Material provided.
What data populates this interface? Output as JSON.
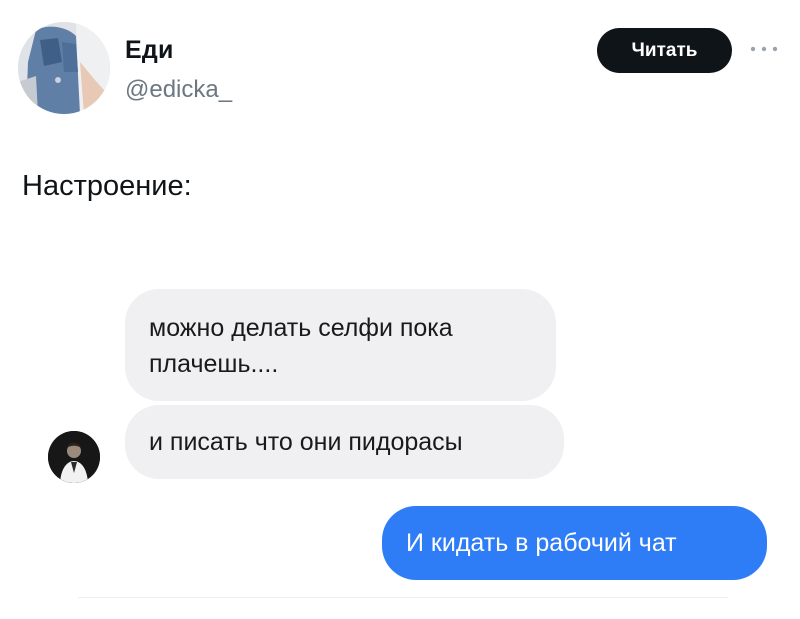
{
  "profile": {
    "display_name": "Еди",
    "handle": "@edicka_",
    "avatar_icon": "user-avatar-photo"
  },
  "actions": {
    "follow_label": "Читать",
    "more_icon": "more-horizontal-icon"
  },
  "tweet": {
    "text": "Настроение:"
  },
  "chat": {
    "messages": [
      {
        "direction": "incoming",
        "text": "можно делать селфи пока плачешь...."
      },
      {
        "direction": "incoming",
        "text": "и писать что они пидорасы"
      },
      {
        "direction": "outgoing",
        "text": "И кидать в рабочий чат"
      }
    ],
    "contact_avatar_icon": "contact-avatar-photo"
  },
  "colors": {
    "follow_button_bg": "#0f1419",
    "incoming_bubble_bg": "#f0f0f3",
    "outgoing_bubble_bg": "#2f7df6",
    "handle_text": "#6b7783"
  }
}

What the exercise asks.
Write out the records above exactly as they appear, leaving out any pictures.

Solution to this task.
What data populates this interface? Output as JSON.
{
  "profile": {
    "display_name": "Еди",
    "handle": "@edicka_",
    "avatar_icon": "user-avatar-photo"
  },
  "actions": {
    "follow_label": "Читать",
    "more_icon": "more-horizontal-icon"
  },
  "tweet": {
    "text": "Настроение:"
  },
  "chat": {
    "messages": [
      {
        "direction": "incoming",
        "text": "можно делать селфи пока плачешь...."
      },
      {
        "direction": "incoming",
        "text": "и писать что они пидорасы"
      },
      {
        "direction": "outgoing",
        "text": "И кидать в рабочий чат"
      }
    ],
    "contact_avatar_icon": "contact-avatar-photo"
  },
  "colors": {
    "follow_button_bg": "#0f1419",
    "incoming_bubble_bg": "#f0f0f3",
    "outgoing_bubble_bg": "#2f7df6",
    "handle_text": "#6b7783"
  }
}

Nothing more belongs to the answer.